** Problem description **
Each record, in full, must be restated word for word.

** Records provided **
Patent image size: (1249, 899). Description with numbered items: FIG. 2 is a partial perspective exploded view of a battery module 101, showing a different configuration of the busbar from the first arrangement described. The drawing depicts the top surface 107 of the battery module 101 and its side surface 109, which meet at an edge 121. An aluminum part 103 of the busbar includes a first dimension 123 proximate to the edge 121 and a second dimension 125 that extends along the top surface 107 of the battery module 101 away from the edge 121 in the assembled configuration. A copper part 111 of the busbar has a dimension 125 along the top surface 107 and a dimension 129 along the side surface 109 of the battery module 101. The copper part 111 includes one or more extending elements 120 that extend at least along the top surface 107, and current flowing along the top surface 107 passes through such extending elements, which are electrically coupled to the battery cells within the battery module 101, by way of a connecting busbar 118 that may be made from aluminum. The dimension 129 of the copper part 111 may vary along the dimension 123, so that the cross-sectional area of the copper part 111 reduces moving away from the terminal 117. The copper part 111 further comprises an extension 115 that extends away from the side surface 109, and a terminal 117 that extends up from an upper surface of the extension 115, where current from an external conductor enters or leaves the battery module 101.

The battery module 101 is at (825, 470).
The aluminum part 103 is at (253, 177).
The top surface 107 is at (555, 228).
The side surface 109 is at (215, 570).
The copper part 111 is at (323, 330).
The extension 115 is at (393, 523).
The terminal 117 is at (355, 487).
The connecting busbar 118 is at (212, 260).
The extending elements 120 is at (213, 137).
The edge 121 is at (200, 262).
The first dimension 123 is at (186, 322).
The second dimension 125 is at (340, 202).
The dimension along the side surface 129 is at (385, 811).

** Solved exercise **
Patent image size: (1249, 899). Description with numbered items: FIG. 2 is a partial perspective exploded view of a battery module 101, showing a different configuration of the busbar from the first arrangement described. The drawing depicts the top surface 107 of the battery module 101 and its side surface 109, which meet at an edge 121. An aluminum part 103 of the busbar includes a first dimension 123 proximate to the edge 121 and a second dimension 125 that extends along the top surface 107 of the battery module 101 away from the edge 121 in the assembled configuration. A copper part 111 of the busbar has a dimension 125 along the top surface 107 and a dimension 129 along the side surface 109 of the battery module 101. The copper part 111 includes one or more extending elements 120 that extend at least along the top surface 107, and current flowing along the top surface 107 passes through such extending elements, which are electrically coupled to the battery cells within the battery module 101, by way of a connecting busbar 118 that may be made from aluminum. The dimension 129 of the copper part 111 may vary along the dimension 123, so that the cross-sectional area of the copper part 111 reduces moving away from the terminal 117. The copper part 111 further comprises an extension 115 that extends away from the side surface 109, and a terminal 117 that extends up from an upper surface of the extension 115, where current from an external conductor enters or leaves the battery module 101.

The battery module 101 is at (825, 470).
The aluminum part 103 is at (253, 177).
The top surface 107 is at (555, 228).
The side surface 109 is at (215, 570).
The copper part 111 is at (323, 330).
The extension 115 is at (393, 523).
The terminal 117 is at (355, 487).
The connecting busbar 118 is at (212, 260).
The extending elements 120 is at (213, 137).
The edge 121 is at (200, 262).
The first dimension 123 is at (186, 322).
The second dimension 125 is at (340, 202).
The dimension along the side surface 129 is at (385, 811).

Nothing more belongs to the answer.